# [Written task]
Of all the lines in the records, how many hold the word "поверхностей"? Answer with the number only.

(Data records)
--------------------
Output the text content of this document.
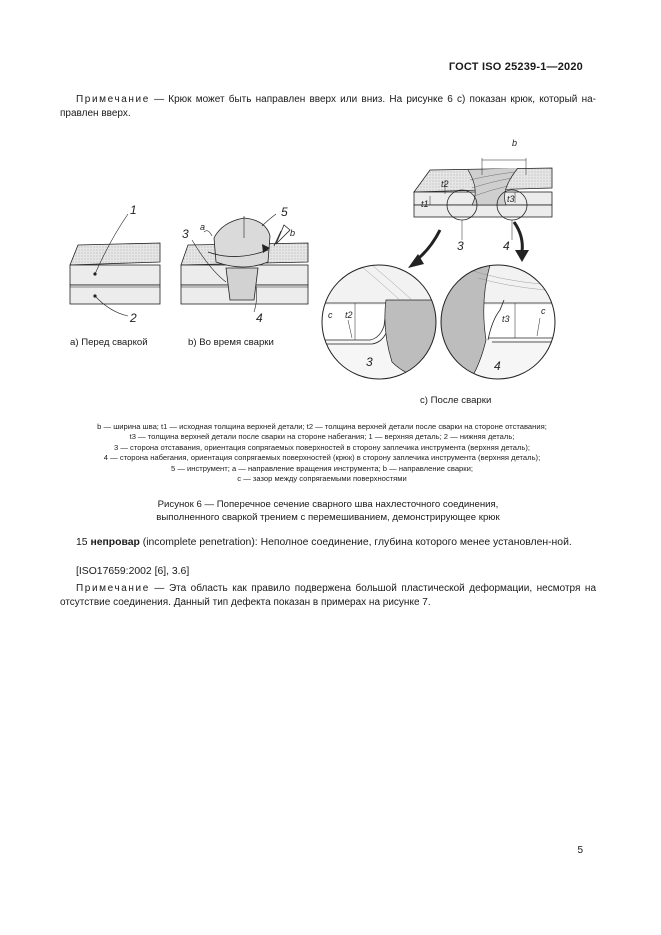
ГОСТ ISO 25239-1—2020
Примечание — Крюк может быть направлен вверх или вниз. На рисунке 6 с) показан крюк, который на-правлен вверх.
1
2
3
4
5
3	4
3	4
a
b
b
t1
t2
t3
c t2	t3
c
а) Перед сваркой	b) Во время сварки
с) После сварки
b — ширина шва; t1 — исходная толщина верхней детали; t2 — толщина верхней детали после сварки на стороне отставания;
t3 — толщина верхней детали после сварки на стороне набегания; 1 — верхняя деталь; 2 — нижняя деталь;
3 — сторона отставания, ориентация сопрягаемых поверхностей в сторону заплечика инструмента (верхняя деталь);
4 — сторона набегания, ориентация сопрягаемых поверхностей (крюк) в сторону заплечика инструмента (верхняя деталь);
5 — инструмент; a — направление вращения инструмента; b — направление сварки;
c — зазор между сопрягаемыми поверхностями
Рисунок 6 — Поперечное сечение сварного шва нахлесточного соединения,
выполненного сваркой трением с перемешиванием, демонстрирующее крюк
15 непровар (incomplete penetration): Неполное соединение, глубина которого менее установлен-ной.
[ISO17659:2002 [6], 3.6]
Примечание — Эта область как правило подвержена большой пластической деформации, несмотря на отсутствие соединения. Данный тип дефекта показан в примерах на рисунке 7.
5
--------------------
# [Task solution]
2